-- start of RECORDS FOR THIS EXERCISE --

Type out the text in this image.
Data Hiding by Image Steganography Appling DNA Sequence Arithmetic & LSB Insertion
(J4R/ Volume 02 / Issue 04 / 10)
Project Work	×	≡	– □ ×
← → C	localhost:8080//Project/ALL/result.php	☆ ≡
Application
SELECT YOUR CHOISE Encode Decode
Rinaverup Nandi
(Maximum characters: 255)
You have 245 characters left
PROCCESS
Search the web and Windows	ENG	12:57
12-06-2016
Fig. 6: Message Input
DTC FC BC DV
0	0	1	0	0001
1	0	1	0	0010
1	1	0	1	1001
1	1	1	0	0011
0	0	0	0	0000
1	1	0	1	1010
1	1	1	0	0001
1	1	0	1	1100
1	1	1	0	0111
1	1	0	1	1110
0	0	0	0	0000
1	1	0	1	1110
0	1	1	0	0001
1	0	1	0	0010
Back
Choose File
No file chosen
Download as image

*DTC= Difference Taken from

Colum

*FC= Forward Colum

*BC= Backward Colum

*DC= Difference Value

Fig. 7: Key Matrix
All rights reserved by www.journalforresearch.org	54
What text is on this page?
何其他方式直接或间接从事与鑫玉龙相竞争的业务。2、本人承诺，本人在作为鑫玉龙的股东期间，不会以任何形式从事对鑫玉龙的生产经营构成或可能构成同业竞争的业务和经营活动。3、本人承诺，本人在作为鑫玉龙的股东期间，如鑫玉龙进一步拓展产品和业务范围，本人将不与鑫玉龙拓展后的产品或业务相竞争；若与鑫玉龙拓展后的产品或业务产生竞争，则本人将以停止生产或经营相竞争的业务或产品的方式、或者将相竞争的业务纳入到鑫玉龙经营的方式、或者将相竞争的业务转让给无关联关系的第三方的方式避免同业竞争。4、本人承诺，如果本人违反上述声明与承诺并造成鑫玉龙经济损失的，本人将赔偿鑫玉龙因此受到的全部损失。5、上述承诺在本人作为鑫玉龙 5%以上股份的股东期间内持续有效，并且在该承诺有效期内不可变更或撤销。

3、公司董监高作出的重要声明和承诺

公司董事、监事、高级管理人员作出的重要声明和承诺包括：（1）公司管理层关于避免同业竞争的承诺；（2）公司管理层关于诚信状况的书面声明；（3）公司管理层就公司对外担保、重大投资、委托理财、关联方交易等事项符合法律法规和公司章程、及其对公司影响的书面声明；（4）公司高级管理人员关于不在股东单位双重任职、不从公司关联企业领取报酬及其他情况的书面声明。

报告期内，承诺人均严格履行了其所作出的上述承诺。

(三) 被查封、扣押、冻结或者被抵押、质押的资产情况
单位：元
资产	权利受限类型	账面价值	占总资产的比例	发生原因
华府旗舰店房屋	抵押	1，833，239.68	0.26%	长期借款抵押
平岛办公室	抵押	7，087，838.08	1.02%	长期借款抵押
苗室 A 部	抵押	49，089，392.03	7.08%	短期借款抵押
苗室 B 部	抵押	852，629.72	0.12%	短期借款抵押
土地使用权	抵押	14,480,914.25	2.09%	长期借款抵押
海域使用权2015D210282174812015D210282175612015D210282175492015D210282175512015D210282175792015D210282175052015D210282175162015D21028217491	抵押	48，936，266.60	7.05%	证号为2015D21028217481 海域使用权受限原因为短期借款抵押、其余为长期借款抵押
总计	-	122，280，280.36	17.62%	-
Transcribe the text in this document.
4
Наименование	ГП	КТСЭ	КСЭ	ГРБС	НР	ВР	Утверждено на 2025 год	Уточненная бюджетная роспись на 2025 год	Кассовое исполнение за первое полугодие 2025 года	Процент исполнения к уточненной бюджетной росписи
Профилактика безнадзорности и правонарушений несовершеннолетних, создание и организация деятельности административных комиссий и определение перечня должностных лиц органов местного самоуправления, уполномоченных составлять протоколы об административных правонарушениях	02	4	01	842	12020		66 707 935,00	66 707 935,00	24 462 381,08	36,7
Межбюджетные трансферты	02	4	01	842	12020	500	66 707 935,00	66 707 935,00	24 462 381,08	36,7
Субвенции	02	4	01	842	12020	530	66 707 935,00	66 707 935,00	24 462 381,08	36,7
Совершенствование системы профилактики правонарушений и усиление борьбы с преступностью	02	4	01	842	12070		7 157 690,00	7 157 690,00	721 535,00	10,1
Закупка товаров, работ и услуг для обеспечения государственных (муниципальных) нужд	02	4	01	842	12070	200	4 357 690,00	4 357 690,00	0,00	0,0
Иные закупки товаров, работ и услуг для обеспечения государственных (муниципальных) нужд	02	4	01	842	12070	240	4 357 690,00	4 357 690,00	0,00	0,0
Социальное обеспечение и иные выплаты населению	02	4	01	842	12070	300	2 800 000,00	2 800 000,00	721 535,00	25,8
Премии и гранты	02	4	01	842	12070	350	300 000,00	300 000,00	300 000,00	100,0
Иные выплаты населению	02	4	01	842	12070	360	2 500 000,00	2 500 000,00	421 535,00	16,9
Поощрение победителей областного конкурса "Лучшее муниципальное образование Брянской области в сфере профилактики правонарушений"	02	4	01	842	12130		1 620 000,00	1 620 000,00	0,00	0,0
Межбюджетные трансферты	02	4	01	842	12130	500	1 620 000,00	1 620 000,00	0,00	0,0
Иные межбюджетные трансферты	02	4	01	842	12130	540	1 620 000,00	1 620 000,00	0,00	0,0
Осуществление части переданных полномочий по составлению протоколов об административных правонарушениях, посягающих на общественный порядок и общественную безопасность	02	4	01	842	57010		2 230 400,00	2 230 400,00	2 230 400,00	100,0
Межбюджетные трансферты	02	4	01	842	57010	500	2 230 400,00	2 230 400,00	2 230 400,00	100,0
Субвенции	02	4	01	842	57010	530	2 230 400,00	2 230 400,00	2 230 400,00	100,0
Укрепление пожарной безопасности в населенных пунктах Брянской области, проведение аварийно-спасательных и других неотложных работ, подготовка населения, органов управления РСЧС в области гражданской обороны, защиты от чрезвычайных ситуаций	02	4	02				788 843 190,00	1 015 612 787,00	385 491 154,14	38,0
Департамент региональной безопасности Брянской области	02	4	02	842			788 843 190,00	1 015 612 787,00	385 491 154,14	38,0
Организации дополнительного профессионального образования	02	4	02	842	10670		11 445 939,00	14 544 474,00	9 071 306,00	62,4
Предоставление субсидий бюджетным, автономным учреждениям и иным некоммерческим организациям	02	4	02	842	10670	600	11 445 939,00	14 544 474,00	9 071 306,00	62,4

-- end of RECORDS FOR THIS EXERCISE --

STATED PROBLEM – Each record above must be given again exactly.

SOLUTION FOR THIS EXERCISE –
Type out the text in this image.
Data Hiding by Image Steganography Appling DNA Sequence Arithmetic & LSB Insertion
(J4R/ Volume 02 / Issue 04 / 10)
Project Work	×	≡	– □ ×
← → C	localhost:8080//Project/ALL/result.php	☆ ≡
Application
SELECT YOUR CHOISE Encode Decode
Rinaverup Nandi
(Maximum characters: 255)
You have 245 characters left
PROCCESS
Search the web and Windows	ENG	12:57
12-06-2016
Fig. 6: Message Input
DTC FC BC DV
0	0	1	0	0001
1	0	1	0	0010
1	1	0	1	1001
1	1	1	0	0011
0	0	0	0	0000
1	1	0	1	1010
1	1	1	0	0001
1	1	0	1	1100
1	1	1	0	0111
1	1	0	1	1110
0	0	0	0	0000
1	1	0	1	1110
0	1	1	0	0001
1	0	1	0	0010
Back
Choose File
No file chosen
Download as image

*DTC= Difference Taken from

Colum

*FC= Forward Colum

*BC= Backward Colum

*DC= Difference Value

Fig. 7: Key Matrix
All rights reserved by www.journalforresearch.org	54
What text is on this page?
何其他方式直接或间接从事与鑫玉龙相竞争的业务。2、本人承诺，本人在作为鑫玉龙的股东期间，不会以任何形式从事对鑫玉龙的生产经营构成或可能构成同业竞争的业务和经营活动。3、本人承诺，本人在作为鑫玉龙的股东期间，如鑫玉龙进一步拓展产品和业务范围，本人将不与鑫玉龙拓展后的产品或业务相竞争；若与鑫玉龙拓展后的产品或业务产生竞争，则本人将以停止生产或经营相竞争的业务或产品的方式、或者将相竞争的业务纳入到鑫玉龙经营的方式、或者将相竞争的业务转让给无关联关系的第三方的方式避免同业竞争。4、本人承诺，如果本人违反上述声明与承诺并造成鑫玉龙经济损失的，本人将赔偿鑫玉龙因此受到的全部损失。5、上述承诺在本人作为鑫玉龙 5%以上股份的股东期间内持续有效，并且在该承诺有效期内不可变更或撤销。

3、公司董监高作出的重要声明和承诺

公司董事、监事、高级管理人员作出的重要声明和承诺包括：（1）公司管理层关于避免同业竞争的承诺；（2）公司管理层关于诚信状况的书面声明；（3）公司管理层就公司对外担保、重大投资、委托理财、关联方交易等事项符合法律法规和公司章程、及其对公司影响的书面声明；（4）公司高级管理人员关于不在股东单位双重任职、不从公司关联企业领取报酬及其他情况的书面声明。

报告期内，承诺人均严格履行了其所作出的上述承诺。

(三) 被查封、扣押、冻结或者被抵押、质押的资产情况
单位：元
资产	权利受限类型	账面价值	占总资产的比例	发生原因
华府旗舰店房屋	抵押	1，833，239.68	0.26%	长期借款抵押
平岛办公室	抵押	7，087，838.08	1.02%	长期借款抵押
苗室 A 部	抵押	49，089，392.03	7.08%	短期借款抵押
苗室 B 部	抵押	852，629.72	0.12%	短期借款抵押
土地使用权	抵押	14,480,914.25	2.09%	长期借款抵押
海域使用权2015D210282174812015D210282175612015D210282175492015D210282175512015D210282175792015D210282175052015D210282175162015D21028217491	抵押	48，936，266.60	7.05%	证号为2015D21028217481 海域使用权受限原因为短期借款抵押、其余为长期借款抵押
总计	-	122，280，280.36	17.62%	-
Transcribe the text in this document.
4
Наименование	ГП	КТСЭ	КСЭ	ГРБС	НР	ВР	Утверждено на 2025 год	Уточненная бюджетная роспись на 2025 год	Кассовое исполнение за первое полугодие 2025 года	Процент исполнения к уточненной бюджетной росписи
Профилактика безнадзорности и правонарушений несовершеннолетних, создание и организация деятельности административных комиссий и определение перечня должностных лиц органов местного самоуправления, уполномоченных составлять протоколы об административных правонарушениях	02	4	01	842	12020		66 707 935,00	66 707 935,00	24 462 381,08	36,7
Межбюджетные трансферты	02	4	01	842	12020	500	66 707 935,00	66 707 935,00	24 462 381,08	36,7
Субвенции	02	4	01	842	12020	530	66 707 935,00	66 707 935,00	24 462 381,08	36,7
Совершенствование системы профилактики правонарушений и усиление борьбы с преступностью	02	4	01	842	12070		7 157 690,00	7 157 690,00	721 535,00	10,1
Закупка товаров, работ и услуг для обеспечения государственных (муниципальных) нужд	02	4	01	842	12070	200	4 357 690,00	4 357 690,00	0,00	0,0
Иные закупки товаров, работ и услуг для обеспечения государственных (муниципальных) нужд	02	4	01	842	12070	240	4 357 690,00	4 357 690,00	0,00	0,0
Социальное обеспечение и иные выплаты населению	02	4	01	842	12070	300	2 800 000,00	2 800 000,00	721 535,00	25,8
Премии и гранты	02	4	01	842	12070	350	300 000,00	300 000,00	300 000,00	100,0
Иные выплаты населению	02	4	01	842	12070	360	2 500 000,00	2 500 000,00	421 535,00	16,9
Поощрение победителей областного конкурса "Лучшее муниципальное образование Брянской области в сфере профилактики правонарушений"	02	4	01	842	12130		1 620 000,00	1 620 000,00	0,00	0,0
Межбюджетные трансферты	02	4	01	842	12130	500	1 620 000,00	1 620 000,00	0,00	0,0
Иные межбюджетные трансферты	02	4	01	842	12130	540	1 620 000,00	1 620 000,00	0,00	0,0
Осуществление части переданных полномочий по составлению протоколов об административных правонарушениях, посягающих на общественный порядок и общественную безопасность	02	4	01	842	57010		2 230 400,00	2 230 400,00	2 230 400,00	100,0
Межбюджетные трансферты	02	4	01	842	57010	500	2 230 400,00	2 230 400,00	2 230 400,00	100,0
Субвенции	02	4	01	842	57010	530	2 230 400,00	2 230 400,00	2 230 400,00	100,0
Укрепление пожарной безопасности в населенных пунктах Брянской области, проведение аварийно-спасательных и других неотложных работ, подготовка населения, органов управления РСЧС в области гражданской обороны, защиты от чрезвычайных ситуаций	02	4	02				788 843 190,00	1 015 612 787,00	385 491 154,14	38,0
Департамент региональной безопасности Брянской области	02	4	02	842			788 843 190,00	1 015 612 787,00	385 491 154,14	38,0
Организации дополнительного профессионального образования	02	4	02	842	10670		11 445 939,00	14 544 474,00	9 071 306,00	62,4
Предоставление субсидий бюджетным, автономным учреждениям и иным некоммерческим организациям	02	4	02	842	10670	600	11 445 939,00	14 544 474,00	9 071 306,00	62,4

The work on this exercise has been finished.